Start of Material for the task

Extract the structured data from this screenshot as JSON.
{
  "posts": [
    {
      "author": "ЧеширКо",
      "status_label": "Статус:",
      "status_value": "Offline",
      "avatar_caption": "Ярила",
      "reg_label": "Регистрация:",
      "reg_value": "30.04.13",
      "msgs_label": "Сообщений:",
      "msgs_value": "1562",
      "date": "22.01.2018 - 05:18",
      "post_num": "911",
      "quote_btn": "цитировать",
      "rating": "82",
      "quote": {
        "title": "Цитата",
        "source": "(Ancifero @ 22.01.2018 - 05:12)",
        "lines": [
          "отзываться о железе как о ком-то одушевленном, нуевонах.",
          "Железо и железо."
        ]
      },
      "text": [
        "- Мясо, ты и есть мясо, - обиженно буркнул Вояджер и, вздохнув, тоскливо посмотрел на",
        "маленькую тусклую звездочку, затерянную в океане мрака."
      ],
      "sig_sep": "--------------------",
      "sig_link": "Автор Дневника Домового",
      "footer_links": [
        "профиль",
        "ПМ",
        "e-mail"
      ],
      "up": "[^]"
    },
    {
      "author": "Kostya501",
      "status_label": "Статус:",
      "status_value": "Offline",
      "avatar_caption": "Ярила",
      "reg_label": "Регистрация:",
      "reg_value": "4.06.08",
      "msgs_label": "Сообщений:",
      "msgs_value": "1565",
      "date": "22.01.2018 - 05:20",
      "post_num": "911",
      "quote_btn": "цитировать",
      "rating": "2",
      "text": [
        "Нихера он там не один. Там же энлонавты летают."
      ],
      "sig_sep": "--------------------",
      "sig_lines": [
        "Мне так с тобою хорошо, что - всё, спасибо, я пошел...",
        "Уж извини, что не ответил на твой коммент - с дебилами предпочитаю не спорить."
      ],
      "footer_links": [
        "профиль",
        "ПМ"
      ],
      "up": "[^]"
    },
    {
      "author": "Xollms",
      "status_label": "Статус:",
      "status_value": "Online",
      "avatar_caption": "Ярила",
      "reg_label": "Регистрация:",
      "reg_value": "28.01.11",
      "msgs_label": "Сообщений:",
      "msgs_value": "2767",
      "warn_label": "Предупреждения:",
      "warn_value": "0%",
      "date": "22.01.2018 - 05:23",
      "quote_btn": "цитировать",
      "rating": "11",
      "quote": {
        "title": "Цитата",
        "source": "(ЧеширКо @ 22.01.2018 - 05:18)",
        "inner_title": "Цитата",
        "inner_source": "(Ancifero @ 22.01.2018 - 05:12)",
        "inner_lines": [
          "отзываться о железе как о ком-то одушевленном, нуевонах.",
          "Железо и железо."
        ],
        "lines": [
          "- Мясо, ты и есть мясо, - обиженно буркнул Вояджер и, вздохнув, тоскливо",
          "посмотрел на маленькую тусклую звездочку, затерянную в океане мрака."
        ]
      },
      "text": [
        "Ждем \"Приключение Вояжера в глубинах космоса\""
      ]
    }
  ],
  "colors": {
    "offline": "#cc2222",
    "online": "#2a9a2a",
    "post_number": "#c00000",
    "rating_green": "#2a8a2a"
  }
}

End of Material for the task

Task directions:
Reproduce the full listing above, character for character.

Answer for this exercise:
Extract the structured data from this screenshot as JSON.
{
  "posts": [
    {
      "author": "ЧеширКо",
      "status_label": "Статус:",
      "status_value": "Offline",
      "avatar_caption": "Ярила",
      "reg_label": "Регистрация:",
      "reg_value": "30.04.13",
      "msgs_label": "Сообщений:",
      "msgs_value": "1562",
      "date": "22.01.2018 - 05:18",
      "post_num": "911",
      "quote_btn": "цитировать",
      "rating": "82",
      "quote": {
        "title": "Цитата",
        "source": "(Ancifero @ 22.01.2018 - 05:12)",
        "lines": [
          "отзываться о железе как о ком-то одушевленном, нуевонах.",
          "Железо и железо."
        ]
      },
      "text": [
        "- Мясо, ты и есть мясо, - обиженно буркнул Вояджер и, вздохнув, тоскливо посмотрел на",
        "маленькую тусклую звездочку, затерянную в океане мрака."
      ],
      "sig_sep": "--------------------",
      "sig_link": "Автор Дневника Домового",
      "footer_links": [
        "профиль",
        "ПМ",
        "e-mail"
      ],
      "up": "[^]"
    },
    {
      "author": "Kostya501",
      "status_label": "Статус:",
      "status_value": "Offline",
      "avatar_caption": "Ярила",
      "reg_label": "Регистрация:",
      "reg_value": "4.06.08",
      "msgs_label": "Сообщений:",
      "msgs_value": "1565",
      "date": "22.01.2018 - 05:20",
      "post_num": "911",
      "quote_btn": "цитировать",
      "rating": "2",
      "text": [
        "Нихера он там не один. Там же энлонавты летают."
      ],
      "sig_sep": "--------------------",
      "sig_lines": [
        "Мне так с тобою хорошо, что - всё, спасибо, я пошел...",
        "Уж извини, что не ответил на твой коммент - с дебилами предпочитаю не спорить."
      ],
      "footer_links": [
        "профиль",
        "ПМ"
      ],
      "up": "[^]"
    },
    {
      "author": "Xollms",
      "status_label": "Статус:",
      "status_value": "Online",
      "avatar_caption": "Ярила",
      "reg_label": "Регистрация:",
      "reg_value": "28.01.11",
      "msgs_label": "Сообщений:",
      "msgs_value": "2767",
      "warn_label": "Предупреждения:",
      "warn_value": "0%",
      "date": "22.01.2018 - 05:23",
      "quote_btn": "цитировать",
      "rating": "11",
      "quote": {
        "title": "Цитата",
        "source": "(ЧеширКо @ 22.01.2018 - 05:18)",
        "inner_title": "Цитата",
        "inner_source": "(Ancifero @ 22.01.2018 - 05:12)",
        "inner_lines": [
          "отзываться о железе как о ком-то одушевленном, нуевонах.",
          "Железо и железо."
        ],
        "lines": [
          "- Мясо, ты и есть мясо, - обиженно буркнул Вояджер и, вздохнув, тоскливо",
          "посмотрел на маленькую тусклую звездочку, затерянную в океане мрака."
        ]
      },
      "text": [
        "Ждем \"Приключение Вояжера в глубинах космоса\""
      ]
    }
  ],
  "colors": {
    "offline": "#cc2222",
    "online": "#2a9a2a",
    "post_number": "#c00000",
    "rating_green": "#2a8a2a"
  }
}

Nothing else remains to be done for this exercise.